Repeat the listing below in full, exactly as it stands.

— Begin —

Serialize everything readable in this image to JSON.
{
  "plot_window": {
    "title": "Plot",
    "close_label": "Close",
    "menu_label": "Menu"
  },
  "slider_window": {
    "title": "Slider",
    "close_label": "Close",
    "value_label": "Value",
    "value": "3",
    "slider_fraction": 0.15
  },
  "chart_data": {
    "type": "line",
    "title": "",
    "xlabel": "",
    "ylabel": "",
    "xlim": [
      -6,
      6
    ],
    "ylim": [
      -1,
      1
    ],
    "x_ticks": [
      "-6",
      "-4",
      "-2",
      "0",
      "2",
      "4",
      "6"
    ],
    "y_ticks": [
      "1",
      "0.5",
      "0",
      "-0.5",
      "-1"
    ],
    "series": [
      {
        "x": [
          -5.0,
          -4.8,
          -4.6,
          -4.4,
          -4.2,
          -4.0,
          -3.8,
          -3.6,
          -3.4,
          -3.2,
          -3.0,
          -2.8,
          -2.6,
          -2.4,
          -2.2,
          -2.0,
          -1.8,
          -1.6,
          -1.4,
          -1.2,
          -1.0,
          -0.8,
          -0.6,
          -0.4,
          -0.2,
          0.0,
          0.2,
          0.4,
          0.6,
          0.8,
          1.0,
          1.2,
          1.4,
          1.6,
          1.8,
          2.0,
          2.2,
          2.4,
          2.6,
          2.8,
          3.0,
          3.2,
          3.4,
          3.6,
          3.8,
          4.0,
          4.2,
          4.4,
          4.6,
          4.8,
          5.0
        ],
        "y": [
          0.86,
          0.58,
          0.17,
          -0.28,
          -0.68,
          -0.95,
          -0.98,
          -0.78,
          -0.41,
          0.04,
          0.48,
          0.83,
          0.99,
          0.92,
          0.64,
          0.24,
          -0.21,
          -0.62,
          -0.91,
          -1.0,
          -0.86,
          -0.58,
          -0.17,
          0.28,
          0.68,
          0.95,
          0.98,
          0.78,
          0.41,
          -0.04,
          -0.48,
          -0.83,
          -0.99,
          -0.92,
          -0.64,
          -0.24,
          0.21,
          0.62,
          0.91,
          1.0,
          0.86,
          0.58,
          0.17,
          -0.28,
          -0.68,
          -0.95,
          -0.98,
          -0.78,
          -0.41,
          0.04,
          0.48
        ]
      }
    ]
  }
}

— End —

Output –
Serialize everything readable in this image to JSON.
{
  "plot_window": {
    "title": "Plot",
    "close_label": "Close",
    "menu_label": "Menu"
  },
  "slider_window": {
    "title": "Slider",
    "close_label": "Close",
    "value_label": "Value",
    "value": "3",
    "slider_fraction": 0.15
  },
  "chart_data": {
    "type": "line",
    "title": "",
    "xlabel": "",
    "ylabel": "",
    "xlim": [
      -6,
      6
    ],
    "ylim": [
      -1,
      1
    ],
    "x_ticks": [
      "-6",
      "-4",
      "-2",
      "0",
      "2",
      "4",
      "6"
    ],
    "y_ticks": [
      "1",
      "0.5",
      "0",
      "-0.5",
      "-1"
    ],
    "series": [
      {
        "x": [
          -5.0,
          -4.8,
          -4.6,
          -4.4,
          -4.2,
          -4.0,
          -3.8,
          -3.6,
          -3.4,
          -3.2,
          -3.0,
          -2.8,
          -2.6,
          -2.4,
          -2.2,
          -2.0,
          -1.8,
          -1.6,
          -1.4,
          -1.2,
          -1.0,
          -0.8,
          -0.6,
          -0.4,
          -0.2,
          0.0,
          0.2,
          0.4,
          0.6,
          0.8,
          1.0,
          1.2,
          1.4,
          1.6,
          1.8,
          2.0,
          2.2,
          2.4,
          2.6,
          2.8,
          3.0,
          3.2,
          3.4,
          3.6,
          3.8,
          4.0,
          4.2,
          4.4,
          4.6,
          4.8,
          5.0
        ],
        "y": [
          0.86,
          0.58,
          0.17,
          -0.28,
          -0.68,
          -0.95,
          -0.98,
          -0.78,
          -0.41,
          0.04,
          0.48,
          0.83,
          0.99,
          0.92,
          0.64,
          0.24,
          -0.21,
          -0.62,
          -0.91,
          -1.0,
          -0.86,
          -0.58,
          -0.17,
          0.28,
          0.68,
          0.95,
          0.98,
          0.78,
          0.41,
          -0.04,
          -0.48,
          -0.83,
          -0.99,
          -0.92,
          -0.64,
          -0.24,
          0.21,
          0.62,
          0.91,
          1.0,
          0.86,
          0.58,
          0.17,
          -0.28,
          -0.68,
          -0.95,
          -0.98,
          -0.78,
          -0.41,
          0.04,
          0.48
        ]
      }
    ]
  }
}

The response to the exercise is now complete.